• _Written request_
Word for word, transcribe the lines from the one containing "Transcribe this image's" through the end of the entries, both included, and nothing else.
* Start Record excerpts *
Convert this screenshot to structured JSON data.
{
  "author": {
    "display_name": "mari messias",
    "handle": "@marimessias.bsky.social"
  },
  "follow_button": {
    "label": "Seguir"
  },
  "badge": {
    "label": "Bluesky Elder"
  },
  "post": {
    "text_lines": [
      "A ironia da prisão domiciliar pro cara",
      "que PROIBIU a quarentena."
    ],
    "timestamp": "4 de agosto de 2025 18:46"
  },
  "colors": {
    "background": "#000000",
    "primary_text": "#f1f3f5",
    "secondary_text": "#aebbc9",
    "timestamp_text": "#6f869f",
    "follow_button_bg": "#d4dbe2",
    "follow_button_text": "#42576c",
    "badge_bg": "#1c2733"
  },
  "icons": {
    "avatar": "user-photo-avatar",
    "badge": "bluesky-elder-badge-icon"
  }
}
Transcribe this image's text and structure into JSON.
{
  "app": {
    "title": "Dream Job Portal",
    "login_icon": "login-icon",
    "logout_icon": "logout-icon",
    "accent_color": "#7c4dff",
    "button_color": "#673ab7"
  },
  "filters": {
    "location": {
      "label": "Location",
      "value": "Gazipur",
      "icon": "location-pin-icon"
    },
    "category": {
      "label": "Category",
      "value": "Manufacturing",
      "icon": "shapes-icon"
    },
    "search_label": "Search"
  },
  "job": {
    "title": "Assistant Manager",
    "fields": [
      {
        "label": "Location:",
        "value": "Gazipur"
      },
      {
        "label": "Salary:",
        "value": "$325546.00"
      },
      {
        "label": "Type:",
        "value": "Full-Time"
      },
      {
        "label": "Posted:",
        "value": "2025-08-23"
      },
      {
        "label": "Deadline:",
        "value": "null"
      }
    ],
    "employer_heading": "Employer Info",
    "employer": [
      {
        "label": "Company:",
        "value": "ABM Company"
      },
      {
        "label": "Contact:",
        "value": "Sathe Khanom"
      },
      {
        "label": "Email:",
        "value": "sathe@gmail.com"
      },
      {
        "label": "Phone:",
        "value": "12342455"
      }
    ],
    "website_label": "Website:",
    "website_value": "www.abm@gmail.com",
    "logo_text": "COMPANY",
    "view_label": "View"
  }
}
* End Record excerpts *
• _Solution for this exercise_
Transcribe this image's text and structure into JSON.
{
  "app": {
    "title": "Dream Job Portal",
    "login_icon": "login-icon",
    "logout_icon": "logout-icon",
    "accent_color": "#7c4dff",
    "button_color": "#673ab7"
  },
  "filters": {
    "location": {
      "label": "Location",
      "value": "Gazipur",
      "icon": "location-pin-icon"
    },
    "category": {
      "label": "Category",
      "value": "Manufacturing",
      "icon": "shapes-icon"
    },
    "search_label": "Search"
  },
  "job": {
    "title": "Assistant Manager",
    "fields": [
      {
        "label": "Location:",
        "value": "Gazipur"
      },
      {
        "label": "Salary:",
        "value": "$325546.00"
      },
      {
        "label": "Type:",
        "value": "Full-Time"
      },
      {
        "label": "Posted:",
        "value": "2025-08-23"
      },
      {
        "label": "Deadline:",
        "value": "null"
      }
    ],
    "employer_heading": "Employer Info",
    "employer": [
      {
        "label": "Company:",
        "value": "ABM Company"
      },
      {
        "label": "Contact:",
        "value": "Sathe Khanom"
      },
      {
        "label": "Email:",
        "value": "sathe@gmail.com"
      },
      {
        "label": "Phone:",
        "value": "12342455"
      }
    ],
    "website_label": "Website:",
    "website_value": "www.abm@gmail.com",
    "logo_text": "COMPANY",
    "view_label": "View"
  }
}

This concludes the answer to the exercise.